◆ **GIVEN PROBLEM**
Extract every line where the string "this" appears.

(Figure record extracts)

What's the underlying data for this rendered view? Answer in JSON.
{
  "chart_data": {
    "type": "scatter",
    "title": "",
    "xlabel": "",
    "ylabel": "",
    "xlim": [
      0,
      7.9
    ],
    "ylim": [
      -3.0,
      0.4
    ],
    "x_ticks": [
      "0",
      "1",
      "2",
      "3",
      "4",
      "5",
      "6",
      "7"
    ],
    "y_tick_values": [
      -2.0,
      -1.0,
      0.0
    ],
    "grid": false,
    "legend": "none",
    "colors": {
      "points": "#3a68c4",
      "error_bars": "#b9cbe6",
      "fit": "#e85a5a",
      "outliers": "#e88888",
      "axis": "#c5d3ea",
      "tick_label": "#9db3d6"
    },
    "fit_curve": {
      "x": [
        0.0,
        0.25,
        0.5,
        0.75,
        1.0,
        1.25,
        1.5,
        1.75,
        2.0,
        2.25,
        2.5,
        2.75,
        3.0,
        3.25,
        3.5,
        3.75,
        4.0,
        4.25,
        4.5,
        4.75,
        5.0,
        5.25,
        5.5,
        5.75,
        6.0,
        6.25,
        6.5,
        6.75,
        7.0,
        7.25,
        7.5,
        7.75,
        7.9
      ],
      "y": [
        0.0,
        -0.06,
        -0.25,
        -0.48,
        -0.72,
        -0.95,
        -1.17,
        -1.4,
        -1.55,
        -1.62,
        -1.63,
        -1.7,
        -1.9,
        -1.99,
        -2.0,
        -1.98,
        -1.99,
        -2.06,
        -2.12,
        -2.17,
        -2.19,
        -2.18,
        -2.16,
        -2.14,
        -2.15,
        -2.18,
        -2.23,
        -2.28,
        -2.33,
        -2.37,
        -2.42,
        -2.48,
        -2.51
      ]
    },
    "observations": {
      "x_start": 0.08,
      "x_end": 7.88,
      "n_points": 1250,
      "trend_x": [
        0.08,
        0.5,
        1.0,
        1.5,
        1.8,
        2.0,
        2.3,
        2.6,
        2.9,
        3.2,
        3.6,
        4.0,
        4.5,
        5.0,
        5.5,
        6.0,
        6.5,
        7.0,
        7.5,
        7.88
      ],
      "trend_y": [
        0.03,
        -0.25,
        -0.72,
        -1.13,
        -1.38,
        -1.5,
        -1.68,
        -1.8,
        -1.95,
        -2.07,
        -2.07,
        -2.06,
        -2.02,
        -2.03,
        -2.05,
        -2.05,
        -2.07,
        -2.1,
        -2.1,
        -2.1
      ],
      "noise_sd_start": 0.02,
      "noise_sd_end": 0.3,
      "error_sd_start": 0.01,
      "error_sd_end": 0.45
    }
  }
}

--

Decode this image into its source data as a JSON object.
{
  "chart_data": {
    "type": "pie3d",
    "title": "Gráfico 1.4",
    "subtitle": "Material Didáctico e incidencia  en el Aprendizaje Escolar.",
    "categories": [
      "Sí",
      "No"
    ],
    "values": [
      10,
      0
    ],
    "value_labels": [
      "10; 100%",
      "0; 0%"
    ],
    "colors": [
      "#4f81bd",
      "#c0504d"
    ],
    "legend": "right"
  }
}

--

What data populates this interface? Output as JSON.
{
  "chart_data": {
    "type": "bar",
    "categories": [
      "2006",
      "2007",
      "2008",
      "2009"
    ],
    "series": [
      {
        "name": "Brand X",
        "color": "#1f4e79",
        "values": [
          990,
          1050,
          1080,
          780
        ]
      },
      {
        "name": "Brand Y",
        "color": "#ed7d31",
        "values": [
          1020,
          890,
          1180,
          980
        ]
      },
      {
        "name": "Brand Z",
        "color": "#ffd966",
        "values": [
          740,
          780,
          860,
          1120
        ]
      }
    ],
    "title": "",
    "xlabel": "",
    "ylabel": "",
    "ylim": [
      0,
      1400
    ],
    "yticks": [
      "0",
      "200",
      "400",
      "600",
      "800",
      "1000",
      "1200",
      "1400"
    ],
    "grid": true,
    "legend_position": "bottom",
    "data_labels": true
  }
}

◆ **TASK SOLUTION**
What's the underlying data for this rendered view? Answer in JSON.
Decode this image into its source data as a JSON object.
What data populates this interface? Output as JSON.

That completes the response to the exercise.